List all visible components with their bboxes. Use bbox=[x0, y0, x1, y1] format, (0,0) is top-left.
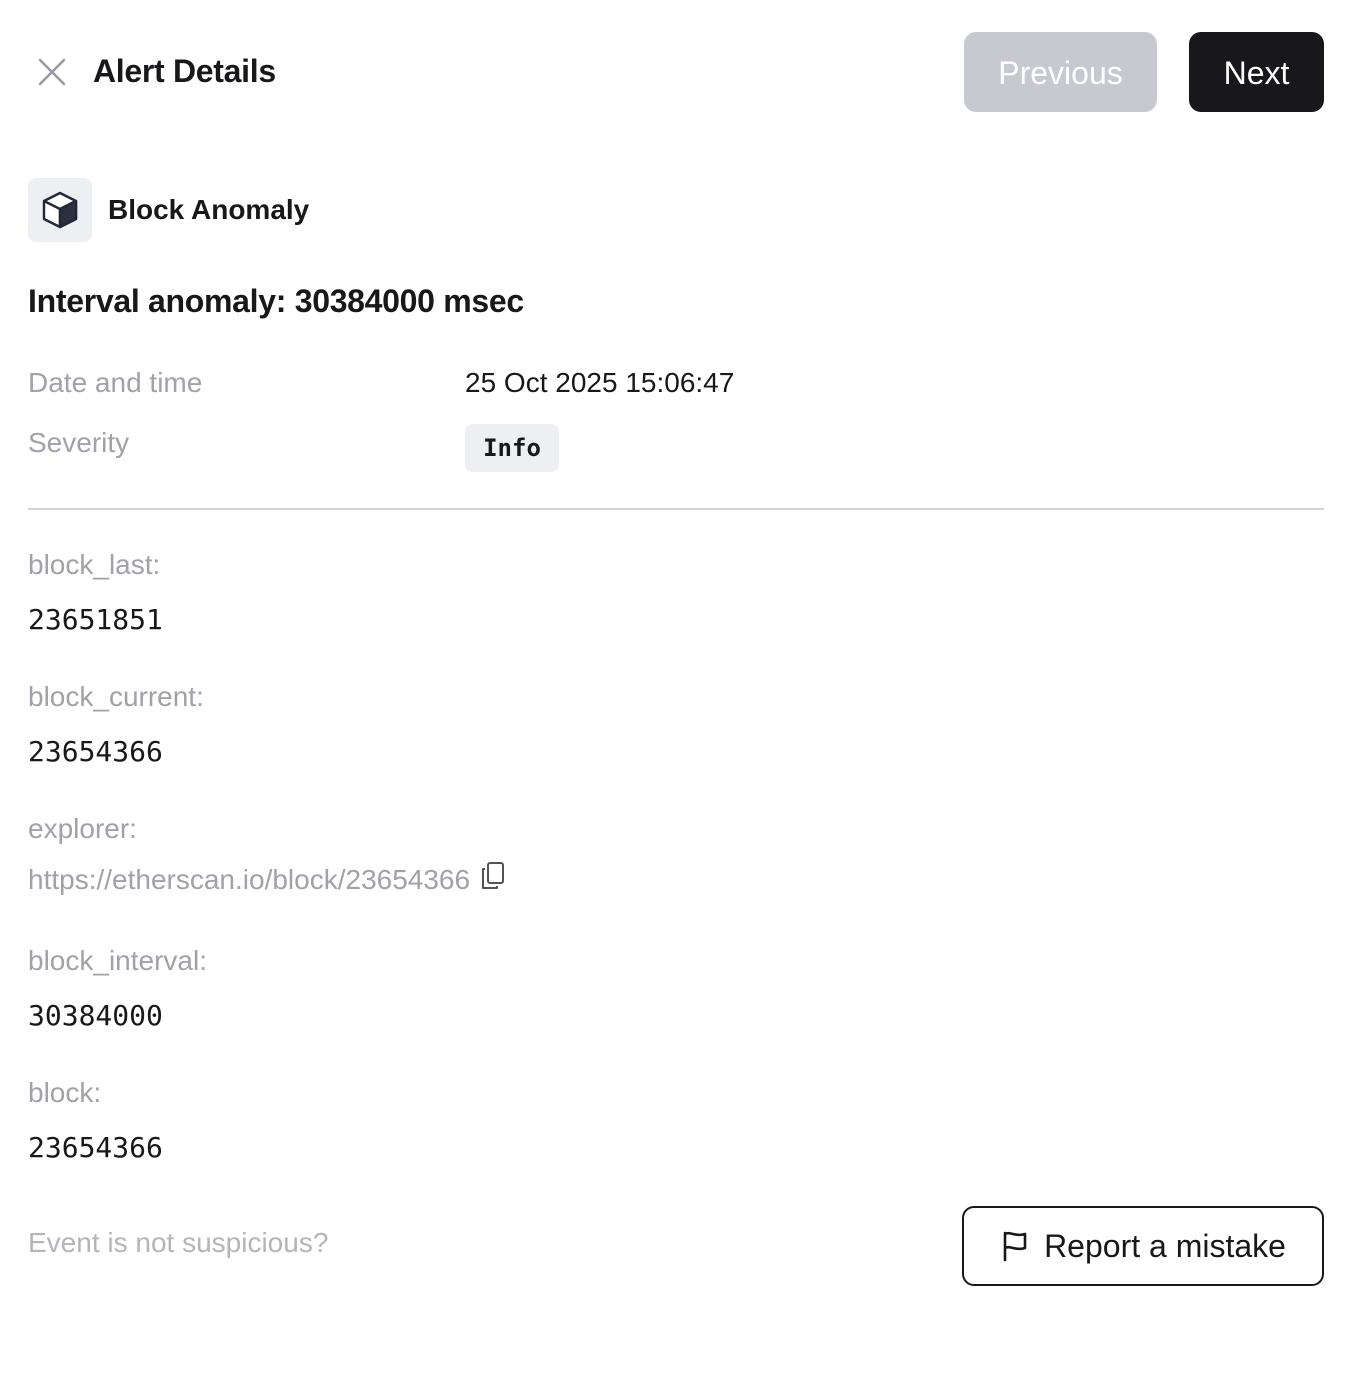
next-button[interactable]: Next bbox=[1189, 32, 1324, 112]
cube-icon bbox=[42, 191, 78, 229]
field-key-block-last: block_last: bbox=[28, 549, 161, 580]
report-mistake-button[interactable]: Report a mistake bbox=[962, 1206, 1324, 1286]
severity-badge: Info bbox=[465, 424, 559, 472]
alert-type: Block Anomaly bbox=[28, 178, 309, 242]
divider bbox=[28, 508, 1324, 510]
previous-button[interactable]: Previous bbox=[964, 32, 1157, 112]
alert-type-icon-box bbox=[28, 178, 92, 242]
field-value-block-current: 23654366 bbox=[28, 735, 163, 768]
explorer-link[interactable]: https://etherscan.io/block/23654366 bbox=[28, 860, 470, 900]
page-title: Alert Details bbox=[93, 53, 276, 89]
date-time-label: Date and time bbox=[28, 367, 203, 398]
alert-type-label: Block Anomaly bbox=[108, 194, 310, 225]
field-key-explorer: explorer: bbox=[28, 813, 137, 844]
explorer-link-row: https://etherscan.io/block/23654366 bbox=[28, 860, 506, 900]
close-button[interactable] bbox=[36, 56, 68, 88]
severity-label: Severity bbox=[28, 427, 130, 458]
close-icon bbox=[38, 58, 66, 86]
field-key-block: block: bbox=[28, 1077, 102, 1108]
flag-icon bbox=[1003, 1231, 1027, 1262]
field-key-block-current: block_current: bbox=[28, 681, 204, 712]
field-key-block-interval: block_interval: bbox=[28, 945, 207, 976]
field-value-block-last: 23651851 bbox=[28, 603, 163, 636]
date-time-value: 25 Oct 2025 15:06:47 bbox=[465, 367, 735, 398]
report-mistake-label: Report a mistake bbox=[1044, 1227, 1286, 1264]
modal-header: Alert Details Previous Next bbox=[28, 32, 1324, 112]
field-value-block: 23654366 bbox=[28, 1131, 163, 1164]
copy-icon[interactable] bbox=[480, 861, 506, 891]
not-suspicious-prompt: Event is not suspicious? bbox=[28, 1227, 329, 1258]
alert-heading: Interval anomaly: 30384000 msec bbox=[28, 283, 524, 319]
field-value-block-interval: 30384000 bbox=[28, 999, 163, 1032]
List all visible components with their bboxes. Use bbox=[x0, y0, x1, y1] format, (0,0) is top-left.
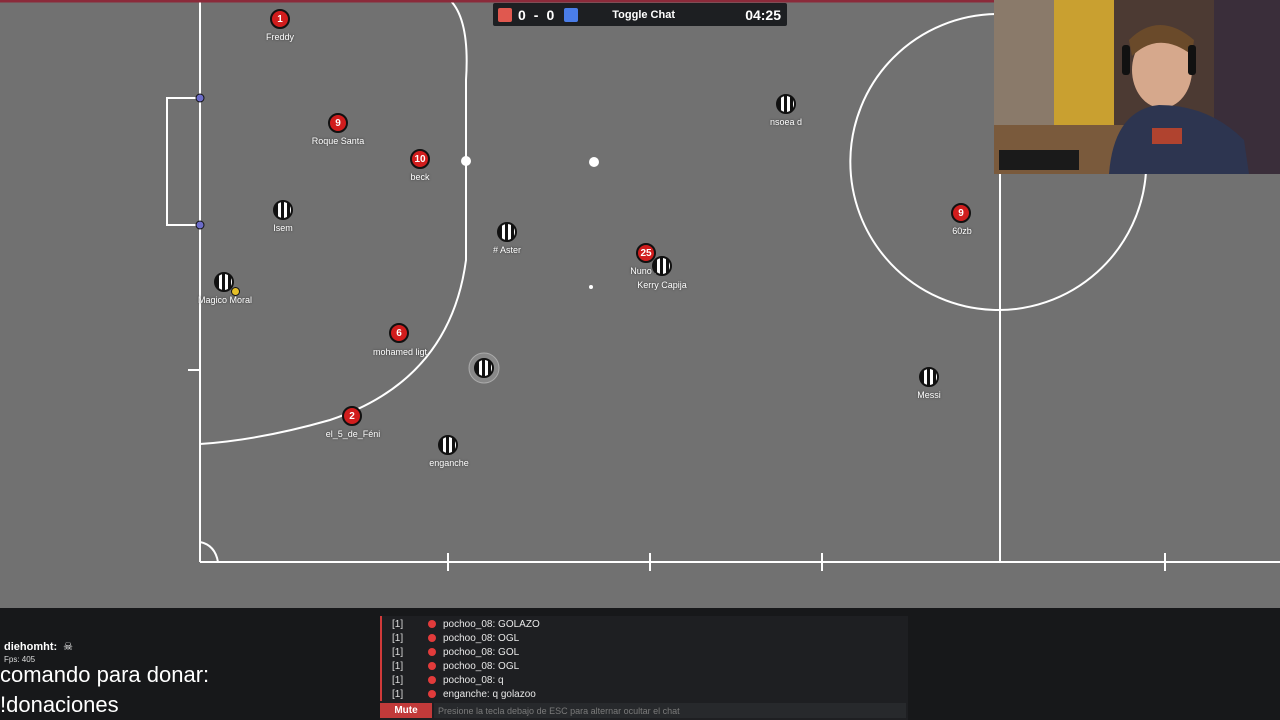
red-player: 9 bbox=[951, 203, 971, 223]
chat-message: [1] pochoo_08: OGL bbox=[392, 632, 520, 644]
red-score: 0 bbox=[518, 6, 526, 23]
blue-team-indicator bbox=[564, 7, 579, 22]
player-name: 60zb bbox=[952, 226, 972, 236]
chat-log: [1] pochoo_08: GOLAZO [1] pochoo_08: OGL [… bbox=[380, 616, 908, 701]
chat-input[interactable] bbox=[434, 703, 906, 718]
red-player: 2 bbox=[342, 406, 362, 426]
chat-message: [1] pochoo_08: GOLAZO bbox=[392, 618, 540, 630]
goal-post bbox=[195, 93, 205, 103]
skull-icon: ☠ bbox=[63, 641, 74, 653]
scoreboard: 0 - 0 Toggle Chat 04:25 bbox=[493, 3, 787, 26]
player-name: Messi bbox=[917, 390, 941, 400]
player-name: el_5_de_Féni bbox=[325, 429, 381, 439]
blue-player bbox=[776, 94, 796, 114]
chat-message: [1] pochoo_08: q bbox=[392, 674, 504, 686]
blue-score: 0 bbox=[546, 6, 555, 23]
webcam-feed bbox=[994, 0, 1280, 174]
chat-message: [1] pochoo_08: OGL bbox=[392, 660, 520, 672]
toggle-chat-button[interactable]: Toggle Chat bbox=[612, 9, 675, 21]
player-name: enganche bbox=[429, 458, 469, 468]
player-name: mohamed ligt bbox=[372, 347, 428, 357]
goal-post bbox=[195, 220, 205, 230]
player-name: Freddy bbox=[265, 32, 295, 42]
player-name: Magico Moral bbox=[197, 295, 253, 305]
player-name: nsoea d bbox=[769, 117, 803, 127]
streamer-name: diehomht: bbox=[4, 640, 58, 653]
donate-line-1: comando para donar: bbox=[0, 662, 210, 687]
blue-player bbox=[919, 367, 939, 387]
red-team-indicator bbox=[498, 7, 512, 22]
player-name: # Aster bbox=[492, 245, 522, 255]
player-name: Roque Santa bbox=[311, 136, 365, 146]
mute-button[interactable]: Mute bbox=[380, 703, 432, 718]
blue-player bbox=[497, 222, 517, 242]
red-player: 10 bbox=[410, 149, 430, 169]
blue-player bbox=[273, 200, 293, 220]
match-timer: 04:25 bbox=[745, 6, 781, 23]
player-name: beck bbox=[410, 172, 430, 182]
red-player: 6 bbox=[389, 323, 409, 343]
blue-player bbox=[474, 358, 494, 378]
ball-possession-marker bbox=[231, 287, 240, 296]
score-separator: - bbox=[533, 6, 539, 23]
blue-player bbox=[652, 256, 672, 276]
chat-message: [1] enganche: q golazoo bbox=[392, 688, 536, 700]
red-player: 9 bbox=[328, 113, 348, 133]
chat-message: [1] pochoo_08: GOL bbox=[392, 646, 520, 658]
player-name: Kerry Capija bbox=[637, 280, 687, 290]
donate-line-2: !donaciones bbox=[0, 692, 119, 717]
red-player: 1 bbox=[270, 9, 290, 29]
player-name: Isem bbox=[273, 223, 293, 233]
streamer-overlay: diehomht: ☠ Fps: 405 bbox=[4, 640, 74, 665]
blue-player bbox=[438, 435, 458, 455]
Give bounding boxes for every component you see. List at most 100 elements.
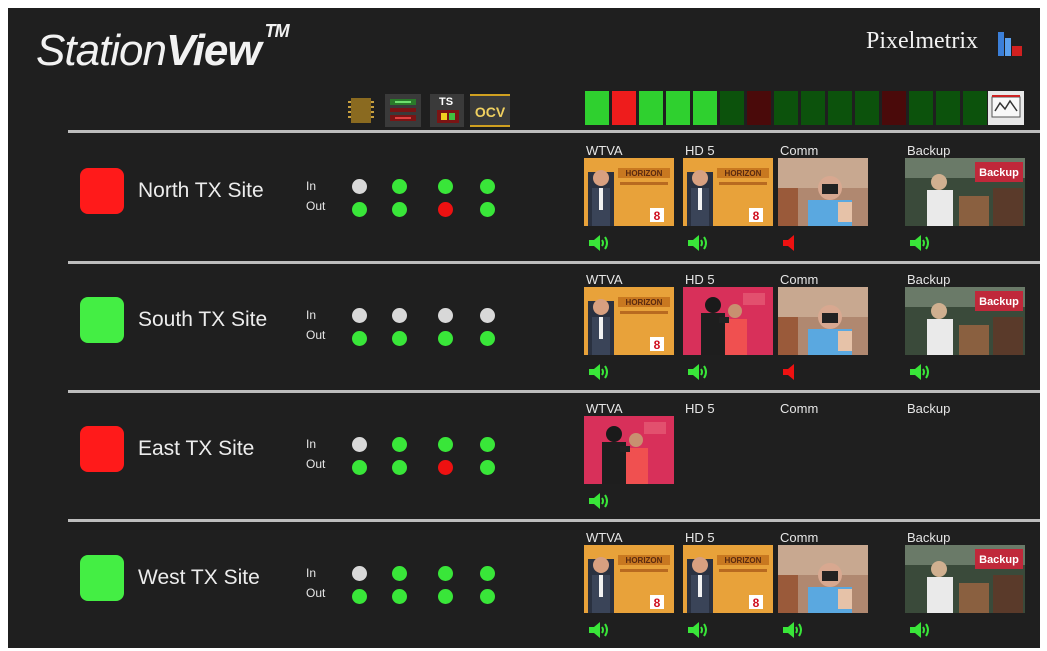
site-status-indicator[interactable] xyxy=(80,426,124,472)
input-led[interactable] xyxy=(480,437,495,452)
channel-thumbnail[interactable] xyxy=(778,287,868,355)
output-led[interactable] xyxy=(438,589,453,604)
input-led[interactable] xyxy=(352,179,367,194)
site-status-indicator[interactable] xyxy=(80,297,124,343)
input-led[interactable] xyxy=(438,179,453,194)
input-led[interactable] xyxy=(352,566,367,581)
status-indicator[interactable] xyxy=(720,91,744,125)
monitor-icon[interactable] xyxy=(988,91,1024,125)
status-indicator[interactable] xyxy=(585,91,609,125)
site-status-indicator[interactable] xyxy=(80,555,124,601)
svg-text:Backup: Backup xyxy=(979,167,1019,179)
status-indicator[interactable] xyxy=(747,91,771,125)
channel-label: HD 5 xyxy=(685,143,715,158)
svg-text:8: 8 xyxy=(753,209,760,223)
layers-icon[interactable] xyxy=(385,94,421,127)
site-row[interactable]: West TX Site In Out WTVA HORIZON 8 HD 5 HORIZON… xyxy=(8,522,1040,648)
output-led[interactable] xyxy=(480,202,495,217)
channel-thumbnail[interactable]: Backup xyxy=(905,158,1025,226)
output-led[interactable] xyxy=(438,460,453,475)
app-title: StationView TM xyxy=(36,21,290,76)
status-indicator[interactable] xyxy=(909,91,933,125)
speaker-icon[interactable] xyxy=(687,621,709,639)
output-led[interactable] xyxy=(480,460,495,475)
channel-thumbnail[interactable] xyxy=(778,158,868,226)
output-led[interactable] xyxy=(438,202,453,217)
output-led[interactable] xyxy=(352,589,367,604)
status-indicator[interactable] xyxy=(666,91,690,125)
output-led[interactable] xyxy=(480,331,495,346)
input-led[interactable] xyxy=(392,179,407,194)
status-indicator[interactable] xyxy=(855,91,879,125)
site-name[interactable]: North TX Site xyxy=(138,179,264,203)
speaker-icon[interactable] xyxy=(909,363,931,381)
output-led[interactable] xyxy=(480,589,495,604)
channel-thumbnail[interactable]: HORIZON 8 xyxy=(584,545,674,613)
input-led[interactable] xyxy=(392,437,407,452)
site-row[interactable]: North TX Site In Out WTVA HORIZON 8 HD 5 HORIZO… xyxy=(8,135,1040,263)
channel-thumbnail[interactable]: HORIZON 8 xyxy=(584,287,674,355)
channel-thumbnail[interactable]: Backup xyxy=(905,287,1025,355)
chip-icon[interactable] xyxy=(345,94,378,127)
channel-thumbnail[interactable]: HORIZON 8 xyxy=(683,158,773,226)
speaker-icon[interactable] xyxy=(588,492,610,510)
output-led[interactable] xyxy=(392,202,407,217)
stationview-dashboard: StationView TM Pixelmetrix TS OCV North … xyxy=(8,8,1040,648)
input-led[interactable] xyxy=(438,437,453,452)
channel-thumbnail[interactable] xyxy=(778,545,868,613)
site-name[interactable]: West TX Site xyxy=(138,566,260,590)
transport-stream-icon[interactable]: TS xyxy=(430,94,464,127)
status-indicator[interactable] xyxy=(774,91,798,125)
speaker-muted-icon[interactable] xyxy=(782,234,804,252)
status-indicator[interactable] xyxy=(801,91,825,125)
input-led[interactable] xyxy=(438,566,453,581)
status-indicator[interactable] xyxy=(693,91,717,125)
in-label: In xyxy=(306,437,317,451)
status-indicator[interactable] xyxy=(963,91,987,125)
input-led[interactable] xyxy=(392,566,407,581)
status-indicator[interactable] xyxy=(828,91,852,125)
status-indicator[interactable] xyxy=(936,91,960,125)
output-led[interactable] xyxy=(392,331,407,346)
input-led[interactable] xyxy=(438,308,453,323)
input-led[interactable] xyxy=(392,308,407,323)
output-led[interactable] xyxy=(392,460,407,475)
status-indicator[interactable] xyxy=(612,91,636,125)
output-led[interactable] xyxy=(352,460,367,475)
channel-thumbnail[interactable]: HORIZON 8 xyxy=(584,158,674,226)
ocv-icon[interactable]: OCV xyxy=(470,94,510,127)
site-status-indicator[interactable] xyxy=(80,168,124,214)
speaker-muted-icon[interactable] xyxy=(782,363,804,381)
status-indicator[interactable] xyxy=(882,91,906,125)
in-label: In xyxy=(306,308,317,322)
speaker-icon[interactable] xyxy=(687,363,709,381)
speaker-icon[interactable] xyxy=(782,621,804,639)
site-row[interactable]: East TX Site In Out WTVA HD 5 Comm Backup xyxy=(8,393,1040,521)
input-led[interactable] xyxy=(480,179,495,194)
channel-thumbnail[interactable] xyxy=(683,287,773,355)
site-name[interactable]: East TX Site xyxy=(138,437,254,461)
output-led[interactable] xyxy=(392,589,407,604)
output-led[interactable] xyxy=(438,331,453,346)
channel-thumbnail[interactable] xyxy=(584,416,674,484)
speaker-icon[interactable] xyxy=(588,234,610,252)
input-led[interactable] xyxy=(352,437,367,452)
channel-thumbnail[interactable]: HORIZON 8 xyxy=(683,545,773,613)
output-led[interactable] xyxy=(352,331,367,346)
speaker-icon[interactable] xyxy=(909,234,931,252)
site-name[interactable]: South TX Site xyxy=(138,308,267,332)
svg-text:HORIZON: HORIZON xyxy=(626,169,663,178)
speaker-icon[interactable] xyxy=(909,621,931,639)
input-led[interactable] xyxy=(480,566,495,581)
status-indicator[interactable] xyxy=(639,91,663,125)
output-led[interactable] xyxy=(352,202,367,217)
site-row[interactable]: South TX Site In Out WTVA HORIZON 8 HD 5 Comm Ba… xyxy=(8,264,1040,392)
channel-thumbnail[interactable]: Backup xyxy=(905,545,1025,613)
input-led[interactable] xyxy=(352,308,367,323)
svg-text:8: 8 xyxy=(654,596,661,610)
speaker-icon[interactable] xyxy=(588,363,610,381)
speaker-icon[interactable] xyxy=(687,234,709,252)
speaker-icon[interactable] xyxy=(588,621,610,639)
channel-label: Backup xyxy=(907,530,951,545)
input-led[interactable] xyxy=(480,308,495,323)
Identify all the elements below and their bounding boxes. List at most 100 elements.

Problem requirements:
Echo the stretch from the line containing "site-status-indicator[interactable] xyxy=(80,426,124,472)" through the line containing "status-indicator[interactable] xyxy=(909,91,933,125)", both included, reproducing each line exactly.

Result:
site-status-indicator[interactable] xyxy=(80,426,124,472)
input-led[interactable] xyxy=(480,437,495,452)
channel-thumbnail[interactable] xyxy=(778,287,868,355)
output-led[interactable] xyxy=(438,589,453,604)
input-led[interactable] xyxy=(352,179,367,194)
site-status-indicator[interactable] xyxy=(80,297,124,343)
input-led[interactable] xyxy=(438,179,453,194)
input-led[interactable] xyxy=(352,566,367,581)
status-indicator[interactable] xyxy=(720,91,744,125)
monitor-icon[interactable] xyxy=(988,91,1024,125)
status-indicator[interactable] xyxy=(585,91,609,125)
site-status-indicator[interactable] xyxy=(80,555,124,601)
svg-text:Backup: Backup xyxy=(979,167,1019,179)
status-indicator[interactable] xyxy=(747,91,771,125)
channel-label: HD 5 xyxy=(685,143,715,158)
svg-text:8: 8 xyxy=(753,209,760,223)
layers-icon[interactable] xyxy=(385,94,421,127)
site-row[interactable]: West TX Site In Out WTVA HORIZON 8 HD 5 HORIZON… xyxy=(8,522,1040,648)
output-led[interactable] xyxy=(480,202,495,217)
channel-thumbnail[interactable]: Backup xyxy=(905,158,1025,226)
output-led[interactable] xyxy=(438,460,453,475)
app-title: StationView TM xyxy=(36,21,290,76)
status-indicator[interactable] xyxy=(909,91,933,125)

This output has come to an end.